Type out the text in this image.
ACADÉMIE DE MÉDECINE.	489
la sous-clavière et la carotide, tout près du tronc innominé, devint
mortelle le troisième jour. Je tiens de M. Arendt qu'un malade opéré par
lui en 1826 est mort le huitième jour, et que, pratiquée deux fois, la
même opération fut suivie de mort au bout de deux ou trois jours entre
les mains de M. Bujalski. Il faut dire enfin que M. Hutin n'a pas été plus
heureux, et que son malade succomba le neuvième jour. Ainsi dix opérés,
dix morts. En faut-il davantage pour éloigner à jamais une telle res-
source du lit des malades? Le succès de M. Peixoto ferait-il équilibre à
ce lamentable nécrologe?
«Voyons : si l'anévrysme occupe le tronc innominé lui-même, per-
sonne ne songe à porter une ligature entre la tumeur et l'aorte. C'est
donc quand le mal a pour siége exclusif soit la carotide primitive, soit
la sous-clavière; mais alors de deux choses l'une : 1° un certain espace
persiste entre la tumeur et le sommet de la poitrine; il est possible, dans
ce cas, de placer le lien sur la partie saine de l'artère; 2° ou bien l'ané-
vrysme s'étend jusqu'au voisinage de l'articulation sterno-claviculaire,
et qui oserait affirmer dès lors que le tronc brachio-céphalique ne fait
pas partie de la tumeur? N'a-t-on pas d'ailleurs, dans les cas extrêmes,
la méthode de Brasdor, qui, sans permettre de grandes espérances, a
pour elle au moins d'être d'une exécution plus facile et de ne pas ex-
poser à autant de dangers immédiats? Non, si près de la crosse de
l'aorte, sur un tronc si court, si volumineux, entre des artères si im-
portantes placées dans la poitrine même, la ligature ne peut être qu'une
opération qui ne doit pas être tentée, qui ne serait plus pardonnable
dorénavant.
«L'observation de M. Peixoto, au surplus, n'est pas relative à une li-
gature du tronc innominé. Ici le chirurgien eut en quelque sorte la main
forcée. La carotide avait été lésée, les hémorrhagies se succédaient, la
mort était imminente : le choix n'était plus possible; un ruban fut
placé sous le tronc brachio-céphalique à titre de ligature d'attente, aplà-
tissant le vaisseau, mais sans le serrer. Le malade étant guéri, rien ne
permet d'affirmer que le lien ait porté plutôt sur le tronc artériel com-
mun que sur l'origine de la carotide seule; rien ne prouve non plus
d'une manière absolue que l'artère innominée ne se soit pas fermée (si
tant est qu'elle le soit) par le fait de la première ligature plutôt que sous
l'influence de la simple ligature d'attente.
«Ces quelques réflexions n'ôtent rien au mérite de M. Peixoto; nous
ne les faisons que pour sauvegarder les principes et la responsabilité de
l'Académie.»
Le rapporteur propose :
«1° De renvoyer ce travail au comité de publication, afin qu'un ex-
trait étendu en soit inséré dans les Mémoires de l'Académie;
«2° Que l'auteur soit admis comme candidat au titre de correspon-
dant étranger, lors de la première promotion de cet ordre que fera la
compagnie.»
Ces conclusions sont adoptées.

☆ ☆ ☆

• **GIVEN PROBLEM**:
Write out the full listing exactly as given.

• **ANSWER TO THE TASK**:
Type out the text in this image.
ACADÉMIE DE MÉDECINE.	489
la sous-clavière et la carotide, tout près du tronc innominé, devint
mortelle le troisième jour. Je tiens de M. Arendt qu'un malade opéré par
lui en 1826 est mort le huitième jour, et que, pratiquée deux fois, la
même opération fut suivie de mort au bout de deux ou trois jours entre
les mains de M. Bujalski. Il faut dire enfin que M. Hutin n'a pas été plus
heureux, et que son malade succomba le neuvième jour. Ainsi dix opérés,
dix morts. En faut-il davantage pour éloigner à jamais une telle res-
source du lit des malades? Le succès de M. Peixoto ferait-il équilibre à
ce lamentable nécrologe?
«Voyons : si l'anévrysme occupe le tronc innominé lui-même, per-
sonne ne songe à porter une ligature entre la tumeur et l'aorte. C'est
donc quand le mal a pour siége exclusif soit la carotide primitive, soit
la sous-clavière; mais alors de deux choses l'une : 1° un certain espace
persiste entre la tumeur et le sommet de la poitrine; il est possible, dans
ce cas, de placer le lien sur la partie saine de l'artère; 2° ou bien l'ané-
vrysme s'étend jusqu'au voisinage de l'articulation sterno-claviculaire,
et qui oserait affirmer dès lors que le tronc brachio-céphalique ne fait
pas partie de la tumeur? N'a-t-on pas d'ailleurs, dans les cas extrêmes,
la méthode de Brasdor, qui, sans permettre de grandes espérances, a
pour elle au moins d'être d'une exécution plus facile et de ne pas ex-
poser à autant de dangers immédiats? Non, si près de la crosse de
l'aorte, sur un tronc si court, si volumineux, entre des artères si im-
portantes placées dans la poitrine même, la ligature ne peut être qu'une
opération qui ne doit pas être tentée, qui ne serait plus pardonnable
dorénavant.
«L'observation de M. Peixoto, au surplus, n'est pas relative à une li-
gature du tronc innominé. Ici le chirurgien eut en quelque sorte la main
forcée. La carotide avait été lésée, les hémorrhagies se succédaient, la
mort était imminente : le choix n'était plus possible; un ruban fut
placé sous le tronc brachio-céphalique à titre de ligature d'attente, aplà-
tissant le vaisseau, mais sans le serrer. Le malade étant guéri, rien ne
permet d'affirmer que le lien ait porté plutôt sur le tronc artériel com-
mun que sur l'origine de la carotide seule; rien ne prouve non plus
d'une manière absolue que l'artère innominée ne se soit pas fermée (si
tant est qu'elle le soit) par le fait de la première ligature plutôt que sous
l'influence de la simple ligature d'attente.
«Ces quelques réflexions n'ôtent rien au mérite de M. Peixoto; nous
ne les faisons que pour sauvegarder les principes et la responsabilité de
l'Académie.»
Le rapporteur propose :
«1° De renvoyer ce travail au comité de publication, afin qu'un ex-
trait étendu en soit inséré dans les Mémoires de l'Académie;
«2° Que l'auteur soit admis comme candidat au titre de correspon-
dant étranger, lors de la première promotion de cet ordre que fera la
compagnie.»
Ces conclusions sont adoptées.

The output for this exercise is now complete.